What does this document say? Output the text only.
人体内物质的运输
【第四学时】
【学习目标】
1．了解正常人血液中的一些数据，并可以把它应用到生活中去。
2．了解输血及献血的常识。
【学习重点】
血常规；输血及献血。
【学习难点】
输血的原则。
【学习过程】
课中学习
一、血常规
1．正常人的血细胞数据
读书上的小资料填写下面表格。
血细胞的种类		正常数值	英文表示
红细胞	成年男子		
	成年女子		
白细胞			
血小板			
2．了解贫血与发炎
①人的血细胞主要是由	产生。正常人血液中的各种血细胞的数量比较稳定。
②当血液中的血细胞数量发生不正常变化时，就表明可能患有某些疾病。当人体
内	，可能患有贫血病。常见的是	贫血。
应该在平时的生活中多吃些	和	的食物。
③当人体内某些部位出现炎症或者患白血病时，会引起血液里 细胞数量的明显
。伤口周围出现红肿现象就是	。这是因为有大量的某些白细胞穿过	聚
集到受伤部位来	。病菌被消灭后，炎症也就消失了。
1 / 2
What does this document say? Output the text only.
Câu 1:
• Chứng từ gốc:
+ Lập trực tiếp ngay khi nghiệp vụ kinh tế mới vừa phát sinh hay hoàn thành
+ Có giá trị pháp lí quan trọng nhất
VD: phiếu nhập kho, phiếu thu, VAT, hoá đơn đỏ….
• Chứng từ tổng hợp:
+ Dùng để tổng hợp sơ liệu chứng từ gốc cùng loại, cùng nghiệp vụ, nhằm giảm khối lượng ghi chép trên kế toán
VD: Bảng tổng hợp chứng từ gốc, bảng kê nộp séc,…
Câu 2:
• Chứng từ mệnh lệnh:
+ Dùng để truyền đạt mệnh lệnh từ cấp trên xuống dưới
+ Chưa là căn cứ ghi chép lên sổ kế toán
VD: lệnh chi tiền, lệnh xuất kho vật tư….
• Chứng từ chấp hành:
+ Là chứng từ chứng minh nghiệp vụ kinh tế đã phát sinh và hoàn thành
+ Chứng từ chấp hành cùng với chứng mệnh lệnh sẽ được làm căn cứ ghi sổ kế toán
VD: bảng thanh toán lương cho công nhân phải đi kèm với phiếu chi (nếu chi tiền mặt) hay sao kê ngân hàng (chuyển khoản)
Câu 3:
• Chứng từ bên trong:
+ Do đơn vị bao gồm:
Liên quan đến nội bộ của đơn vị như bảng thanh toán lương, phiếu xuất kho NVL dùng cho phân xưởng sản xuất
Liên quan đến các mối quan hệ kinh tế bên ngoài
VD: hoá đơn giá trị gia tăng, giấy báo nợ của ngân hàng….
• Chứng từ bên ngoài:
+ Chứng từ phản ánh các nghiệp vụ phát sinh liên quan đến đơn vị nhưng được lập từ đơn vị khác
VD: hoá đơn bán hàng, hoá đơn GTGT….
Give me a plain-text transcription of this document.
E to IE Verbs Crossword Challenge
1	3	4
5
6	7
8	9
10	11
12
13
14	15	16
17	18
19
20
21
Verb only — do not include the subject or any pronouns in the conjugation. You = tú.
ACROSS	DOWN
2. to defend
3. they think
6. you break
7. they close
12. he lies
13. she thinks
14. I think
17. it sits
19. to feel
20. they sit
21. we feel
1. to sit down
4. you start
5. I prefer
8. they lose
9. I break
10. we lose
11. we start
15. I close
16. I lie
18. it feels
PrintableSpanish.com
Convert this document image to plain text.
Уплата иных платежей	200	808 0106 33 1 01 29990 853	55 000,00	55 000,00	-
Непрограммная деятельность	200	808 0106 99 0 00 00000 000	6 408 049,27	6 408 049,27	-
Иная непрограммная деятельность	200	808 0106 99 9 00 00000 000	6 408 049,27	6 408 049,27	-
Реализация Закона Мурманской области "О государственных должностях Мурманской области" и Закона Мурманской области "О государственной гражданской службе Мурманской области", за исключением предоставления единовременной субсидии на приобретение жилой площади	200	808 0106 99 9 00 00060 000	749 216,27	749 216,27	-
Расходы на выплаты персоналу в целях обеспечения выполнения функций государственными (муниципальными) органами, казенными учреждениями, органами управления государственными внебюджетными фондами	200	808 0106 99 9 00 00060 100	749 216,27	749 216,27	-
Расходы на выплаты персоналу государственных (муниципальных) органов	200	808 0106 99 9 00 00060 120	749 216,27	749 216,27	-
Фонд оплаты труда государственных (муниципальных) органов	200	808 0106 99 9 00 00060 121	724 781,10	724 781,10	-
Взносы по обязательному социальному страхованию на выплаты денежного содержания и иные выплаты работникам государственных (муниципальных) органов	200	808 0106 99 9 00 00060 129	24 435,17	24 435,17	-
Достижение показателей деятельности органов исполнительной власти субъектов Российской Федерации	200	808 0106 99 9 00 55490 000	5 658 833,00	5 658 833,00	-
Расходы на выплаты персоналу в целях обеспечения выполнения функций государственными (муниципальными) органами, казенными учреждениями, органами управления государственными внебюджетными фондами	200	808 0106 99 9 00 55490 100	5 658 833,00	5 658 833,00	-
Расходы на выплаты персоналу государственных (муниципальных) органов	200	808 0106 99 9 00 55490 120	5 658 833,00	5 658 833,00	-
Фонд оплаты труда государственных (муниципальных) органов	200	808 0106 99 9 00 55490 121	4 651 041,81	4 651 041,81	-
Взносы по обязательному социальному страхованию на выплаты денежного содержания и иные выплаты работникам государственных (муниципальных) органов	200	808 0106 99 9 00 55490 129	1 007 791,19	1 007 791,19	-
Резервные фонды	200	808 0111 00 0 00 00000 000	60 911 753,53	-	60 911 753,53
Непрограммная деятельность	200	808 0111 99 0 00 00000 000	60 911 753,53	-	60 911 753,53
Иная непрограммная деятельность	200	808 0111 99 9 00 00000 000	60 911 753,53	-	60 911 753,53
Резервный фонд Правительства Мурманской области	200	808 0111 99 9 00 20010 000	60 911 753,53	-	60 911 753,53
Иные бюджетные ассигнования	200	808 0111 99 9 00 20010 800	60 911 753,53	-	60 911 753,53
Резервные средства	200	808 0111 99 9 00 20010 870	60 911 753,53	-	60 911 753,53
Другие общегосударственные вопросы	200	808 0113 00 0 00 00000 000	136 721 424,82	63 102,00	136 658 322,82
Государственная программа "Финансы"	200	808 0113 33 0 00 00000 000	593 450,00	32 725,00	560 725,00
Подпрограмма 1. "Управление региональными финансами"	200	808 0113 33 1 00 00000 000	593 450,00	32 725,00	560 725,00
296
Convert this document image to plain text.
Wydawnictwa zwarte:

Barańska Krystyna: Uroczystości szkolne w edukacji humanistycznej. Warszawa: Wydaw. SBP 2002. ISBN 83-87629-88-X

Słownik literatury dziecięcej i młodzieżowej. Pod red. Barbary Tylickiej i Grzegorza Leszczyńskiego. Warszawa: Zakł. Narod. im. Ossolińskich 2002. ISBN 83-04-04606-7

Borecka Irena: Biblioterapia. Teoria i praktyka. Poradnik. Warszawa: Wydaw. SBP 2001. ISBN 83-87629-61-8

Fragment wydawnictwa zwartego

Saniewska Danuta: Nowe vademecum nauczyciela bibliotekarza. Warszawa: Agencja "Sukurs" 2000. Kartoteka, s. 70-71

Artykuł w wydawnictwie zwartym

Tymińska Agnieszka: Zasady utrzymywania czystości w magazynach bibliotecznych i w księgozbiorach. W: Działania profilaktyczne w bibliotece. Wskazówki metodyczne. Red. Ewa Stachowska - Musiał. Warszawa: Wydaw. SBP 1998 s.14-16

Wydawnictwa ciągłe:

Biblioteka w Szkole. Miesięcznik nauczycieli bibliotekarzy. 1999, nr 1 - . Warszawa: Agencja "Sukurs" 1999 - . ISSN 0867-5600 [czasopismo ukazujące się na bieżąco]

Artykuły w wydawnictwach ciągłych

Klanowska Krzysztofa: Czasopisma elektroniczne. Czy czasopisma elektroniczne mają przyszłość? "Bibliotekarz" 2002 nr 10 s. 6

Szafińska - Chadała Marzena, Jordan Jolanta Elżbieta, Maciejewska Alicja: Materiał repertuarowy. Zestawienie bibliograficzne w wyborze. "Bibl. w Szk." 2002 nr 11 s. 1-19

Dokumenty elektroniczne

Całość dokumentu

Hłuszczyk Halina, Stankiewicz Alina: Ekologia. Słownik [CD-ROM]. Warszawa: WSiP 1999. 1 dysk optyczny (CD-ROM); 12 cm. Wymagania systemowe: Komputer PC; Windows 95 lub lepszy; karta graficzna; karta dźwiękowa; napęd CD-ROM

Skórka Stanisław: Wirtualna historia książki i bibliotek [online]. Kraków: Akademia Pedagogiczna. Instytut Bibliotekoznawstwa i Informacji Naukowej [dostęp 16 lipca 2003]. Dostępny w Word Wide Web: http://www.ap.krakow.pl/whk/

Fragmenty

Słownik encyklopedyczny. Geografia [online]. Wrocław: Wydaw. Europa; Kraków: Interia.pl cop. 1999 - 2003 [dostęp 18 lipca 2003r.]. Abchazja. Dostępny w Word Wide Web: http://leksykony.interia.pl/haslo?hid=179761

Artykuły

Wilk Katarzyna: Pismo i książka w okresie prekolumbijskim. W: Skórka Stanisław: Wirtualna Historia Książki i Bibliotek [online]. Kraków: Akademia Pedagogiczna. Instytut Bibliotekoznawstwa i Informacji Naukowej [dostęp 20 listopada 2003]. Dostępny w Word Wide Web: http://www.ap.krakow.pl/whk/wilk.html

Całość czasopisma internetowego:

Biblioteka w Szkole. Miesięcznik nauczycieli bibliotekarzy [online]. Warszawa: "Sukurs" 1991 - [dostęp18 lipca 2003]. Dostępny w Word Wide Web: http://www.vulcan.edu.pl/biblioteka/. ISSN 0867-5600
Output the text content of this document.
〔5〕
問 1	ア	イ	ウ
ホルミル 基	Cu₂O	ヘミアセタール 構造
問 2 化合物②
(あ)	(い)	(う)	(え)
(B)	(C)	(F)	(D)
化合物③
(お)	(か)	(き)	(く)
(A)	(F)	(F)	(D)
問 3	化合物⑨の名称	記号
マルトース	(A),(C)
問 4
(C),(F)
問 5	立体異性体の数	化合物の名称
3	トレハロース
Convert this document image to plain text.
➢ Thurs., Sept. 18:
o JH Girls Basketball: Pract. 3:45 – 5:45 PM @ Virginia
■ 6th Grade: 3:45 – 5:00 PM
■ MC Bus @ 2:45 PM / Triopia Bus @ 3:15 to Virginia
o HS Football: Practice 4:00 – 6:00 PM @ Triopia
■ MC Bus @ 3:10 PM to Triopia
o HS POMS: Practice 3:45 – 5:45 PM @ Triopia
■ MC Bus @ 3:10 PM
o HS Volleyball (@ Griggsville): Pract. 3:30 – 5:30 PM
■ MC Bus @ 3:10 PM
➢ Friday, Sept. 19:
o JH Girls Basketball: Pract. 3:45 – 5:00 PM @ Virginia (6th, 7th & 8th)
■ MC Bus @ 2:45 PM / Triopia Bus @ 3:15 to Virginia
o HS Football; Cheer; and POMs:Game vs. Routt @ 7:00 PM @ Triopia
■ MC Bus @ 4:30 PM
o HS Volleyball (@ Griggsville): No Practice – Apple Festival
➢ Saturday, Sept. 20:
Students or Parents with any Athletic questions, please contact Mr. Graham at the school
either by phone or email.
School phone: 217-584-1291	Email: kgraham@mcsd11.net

> **GIVEN EXERCISE**:
Collect from the data above every line that includes "Triopia".

> **ANSWER TO THIS TASK**:
■ MC Bus @ 2:45 PM / Triopia Bus @ 3:15 to Virginia
o HS Football: Practice 4:00 – 6:00 PM @ Triopia
■ MC Bus @ 3:10 PM to Triopia
o HS POMS: Practice 3:45 – 5:45 PM @ Triopia
■ MC Bus @ 2:45 PM / Triopia Bus @ 3:15 to Virginia
o HS Football; Cheer; and POMs:Game vs. Routt @ 7:00 PM @ Triopia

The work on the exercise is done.